(Objective)
Reproduce every entry that follows word for word, but omit the images.

(Data supplied)
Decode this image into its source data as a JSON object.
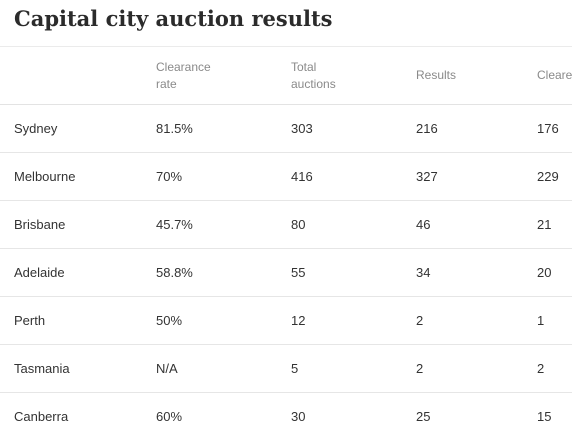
{
  "title": "Capital city auction results",
  "columns": [
    "",
    "Clearance rate",
    "Total auctions",
    "Results",
    "Cleare"
  ],
  "rows": [
    {
      "city": "Sydney",
      "clearance_rate": "81.5%",
      "total_auctions": "303",
      "results": "216",
      "cleared": "176"
    },
    {
      "city": "Melbourne",
      "clearance_rate": "70%",
      "total_auctions": "416",
      "results": "327",
      "cleared": "229"
    },
    {
      "city": "Brisbane",
      "clearance_rate": "45.7%",
      "total_auctions": "80",
      "results": "46",
      "cleared": "21"
    },
    {
      "city": "Adelaide",
      "clearance_rate": "58.8%",
      "total_auctions": "55",
      "results": "34",
      "cleared": "20"
    },
    {
      "city": "Perth",
      "clearance_rate": "50%",
      "total_auctions": "12",
      "results": "2",
      "cleared": "1"
    },
    {
      "city": "Tasmania",
      "clearance_rate": "N/A",
      "total_auctions": "5",
      "results": "2",
      "cleared": "2"
    },
    {
      "city": "Canberra",
      "clearance_rate": "60%",
      "total_auctions": "30",
      "results": "25",
      "cleared": "15"
    }
  ]
}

(Exercise output)
Decode this image into its source data as a JSON object.
{
  "title": "Capital city auction results",
  "columns": [
    "",
    "Clearance rate",
    "Total auctions",
    "Results",
    "Cleare"
  ],
  "rows": [
    {
      "city": "Sydney",
      "clearance_rate": "81.5%",
      "total_auctions": "303",
      "results": "216",
      "cleared": "176"
    },
    {
      "city": "Melbourne",
      "clearance_rate": "70%",
      "total_auctions": "416",
      "results": "327",
      "cleared": "229"
    },
    {
      "city": "Brisbane",
      "clearance_rate": "45.7%",
      "total_auctions": "80",
      "results": "46",
      "cleared": "21"
    },
    {
      "city": "Adelaide",
      "clearance_rate": "58.8%",
      "total_auctions": "55",
      "results": "34",
      "cleared": "20"
    },
    {
      "city": "Perth",
      "clearance_rate": "50%",
      "total_auctions": "12",
      "results": "2",
      "cleared": "1"
    },
    {
      "city": "Tasmania",
      "clearance_rate": "N/A",
      "total_auctions": "5",
      "results": "2",
      "cleared": "2"
    },
    {
      "city": "Canberra",
      "clearance_rate": "60%",
      "total_auctions": "30",
      "results": "25",
      "cleared": "15"
    }
  ]
}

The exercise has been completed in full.